*The task*
In the entries below, find every line holding the string "icon" and collect it.

——

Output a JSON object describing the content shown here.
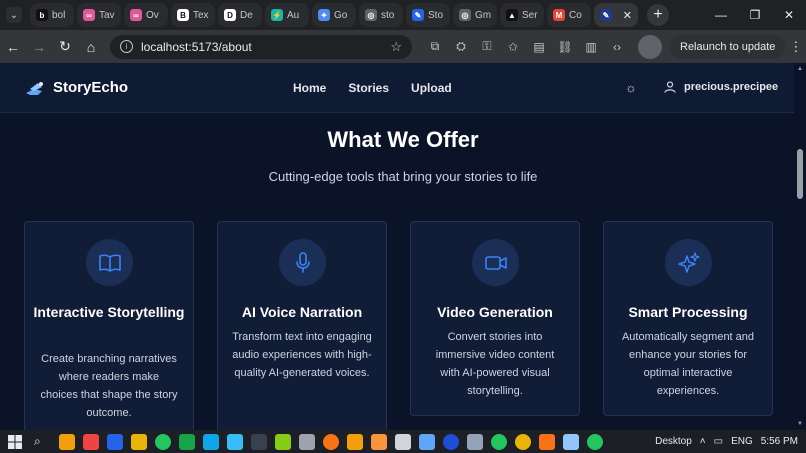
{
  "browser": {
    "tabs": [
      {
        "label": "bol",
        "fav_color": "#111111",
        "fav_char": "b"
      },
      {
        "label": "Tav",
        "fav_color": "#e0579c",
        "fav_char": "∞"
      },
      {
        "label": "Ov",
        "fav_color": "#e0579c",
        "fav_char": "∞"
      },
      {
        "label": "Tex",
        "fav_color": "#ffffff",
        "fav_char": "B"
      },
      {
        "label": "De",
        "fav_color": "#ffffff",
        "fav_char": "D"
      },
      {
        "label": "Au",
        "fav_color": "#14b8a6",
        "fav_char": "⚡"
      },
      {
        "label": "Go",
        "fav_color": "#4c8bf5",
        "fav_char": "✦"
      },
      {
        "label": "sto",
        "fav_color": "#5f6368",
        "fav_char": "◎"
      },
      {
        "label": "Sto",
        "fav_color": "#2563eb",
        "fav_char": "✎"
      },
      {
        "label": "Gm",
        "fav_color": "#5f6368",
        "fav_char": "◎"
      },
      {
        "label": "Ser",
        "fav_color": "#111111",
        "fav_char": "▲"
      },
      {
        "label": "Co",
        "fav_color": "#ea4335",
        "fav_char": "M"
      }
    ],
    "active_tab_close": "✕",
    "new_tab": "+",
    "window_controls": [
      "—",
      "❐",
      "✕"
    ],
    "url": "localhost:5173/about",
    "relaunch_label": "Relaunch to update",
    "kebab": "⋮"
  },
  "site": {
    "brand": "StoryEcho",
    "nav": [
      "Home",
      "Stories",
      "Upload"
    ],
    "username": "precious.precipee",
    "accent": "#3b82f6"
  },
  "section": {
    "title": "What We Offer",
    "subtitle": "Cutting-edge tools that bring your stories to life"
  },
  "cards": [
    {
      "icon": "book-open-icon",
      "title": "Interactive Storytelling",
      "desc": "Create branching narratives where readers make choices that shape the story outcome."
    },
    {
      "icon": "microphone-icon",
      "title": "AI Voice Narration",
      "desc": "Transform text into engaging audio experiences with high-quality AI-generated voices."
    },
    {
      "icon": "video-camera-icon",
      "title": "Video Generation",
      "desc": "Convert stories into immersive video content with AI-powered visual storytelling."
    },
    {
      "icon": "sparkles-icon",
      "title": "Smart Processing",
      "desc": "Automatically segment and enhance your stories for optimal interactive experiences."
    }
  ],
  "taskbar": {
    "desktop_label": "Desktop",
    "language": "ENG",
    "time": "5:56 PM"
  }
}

——

*Worked solution*
      "icon": "book-open-icon",
      "icon": "microphone-icon",
      "icon": "video-camera-icon",
      "icon": "sparkles-icon",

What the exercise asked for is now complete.